Task brief =
Pull out every line below that holds the word "label".

— start of Stored records —

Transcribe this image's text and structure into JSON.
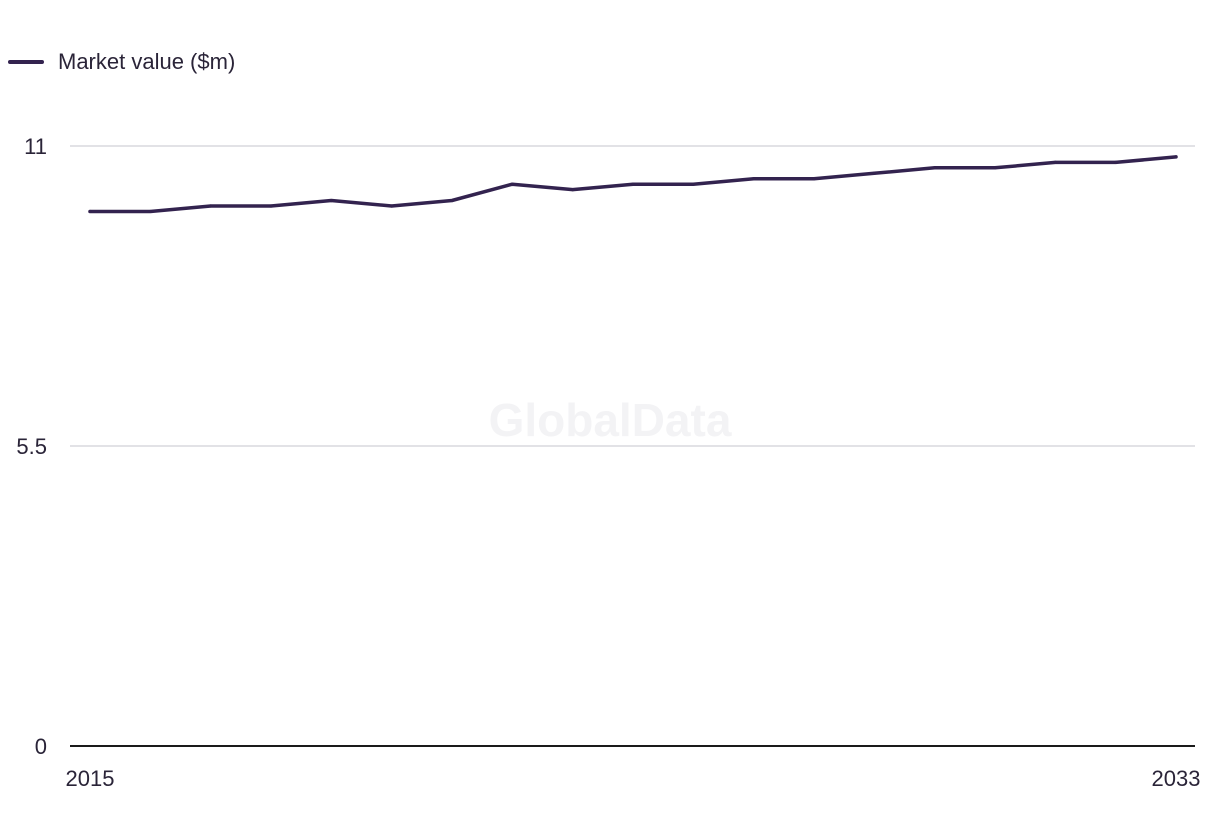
{
  "chart_data": {
    "type": "line",
    "x": [
      2015,
      2016,
      2017,
      2018,
      2019,
      2020,
      2021,
      2022,
      2023,
      2024,
      2025,
      2026,
      2027,
      2028,
      2029,
      2030,
      2031,
      2032,
      2033
    ],
    "series": [
      {
        "name": "Market value ($m)",
        "values": [
          9.8,
          9.8,
          9.9,
          9.9,
          10.0,
          9.9,
          10.0,
          10.3,
          10.2,
          10.3,
          10.3,
          10.4,
          10.4,
          10.5,
          10.6,
          10.6,
          10.7,
          10.7,
          10.8
        ],
        "color": "#33234f"
      }
    ],
    "ylim": [
      0,
      11
    ],
    "yticks": [
      {
        "value": 0,
        "label": "0"
      },
      {
        "value": 5.5,
        "label": "5.5"
      },
      {
        "value": 11,
        "label": "11"
      }
    ],
    "xticks": [
      {
        "value": 2015,
        "label": "2015"
      },
      {
        "value": 2033,
        "label": "2033"
      }
    ],
    "grid": true,
    "legend": "top-left",
    "watermark": "GlobalData",
    "gridColor": "#d9d9dd",
    "axisColor": "#1a1a1a"
  }
}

— end of Stored records —

Completed task =
        "label": "0"
        "label": "5.5"
        "label": "11"
        "label": "2015"
        "label": "2033"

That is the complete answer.